## Given records:
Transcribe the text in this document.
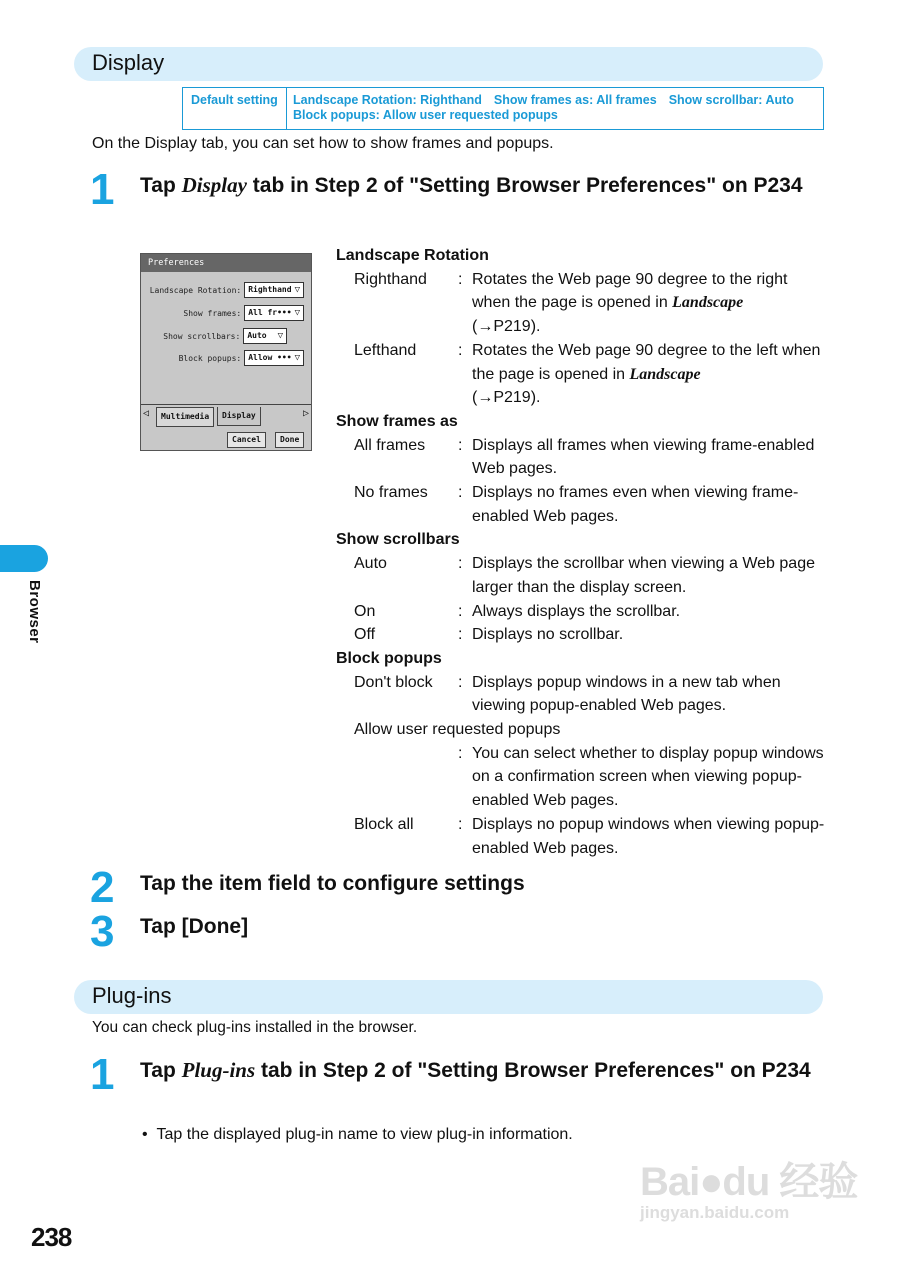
Display
Default setting	Landscape Rotation: Righthand Show frames as: All frames Show scrollbar: Auto
Block popups: Allow user requested popups
On the Display tab, you can set how to show frames and popups.
1 Tap Display tab in Step 2 of "Setting Browser Preferences" on P234
Preferences
Landscape Rotation: Righthand ▽
Show frames: All fr••• ▽
Show scrollbars: Auto ▽
Block popups: Allow ••• ▽
◁	Multimedia	Display	▷
Cancel	Done
Landscape Rotation
Righthand	: Rotates the Web page 90 degree to the right when the page is opened in Landscape
(→P219).
Lefthand	: Rotates the Web page 90 degree to the left when the page is opened in Landscape
(→P219).
Show frames as
All frames	: Displays all frames when viewing frame-enabled Web pages.
No frames	: Displays no frames even when viewing frame-enabled Web pages.
Show scrollbars
Auto	: Displays the scrollbar when viewing a Web page larger than the display screen.
On	: Always displays the scrollbar.
Off	: Displays no scrollbar.
Block popups
Don't block	: Displays popup windows in a new tab when viewing popup-enabled Web pages.
Allow user requested popups
: You can select whether to display popup windows on a confirmation screen when viewing popup-enabled Web pages.
Block all	: Displays no popup windows when viewing popup-enabled Web pages.
2 Tap the item field to configure settings
3 Tap [Done]
Plug-ins
You can check plug-ins installed in the browser.
1 Tap Plug-ins tab in Step 2 of "Setting Browser Preferences" on P234
•  Tap the displayed plug-in name to view plug-in information.
Browser
238
Bai●du 经验
jingyan.baidu.com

## What you are asked to do:
Check every line for "frames" and show the ones that have it.

## Task response:
Default setting	Landscape Rotation: Righthand Show frames as: All frames Show scrollbar: Auto
On the Display tab, you can set how to show frames and popups.
Show frames: All fr••• ▽
Show frames as
All frames	: Displays all frames when viewing frame-enabled Web pages.
No frames	: Displays no frames even when viewing frame-enabled Web pages.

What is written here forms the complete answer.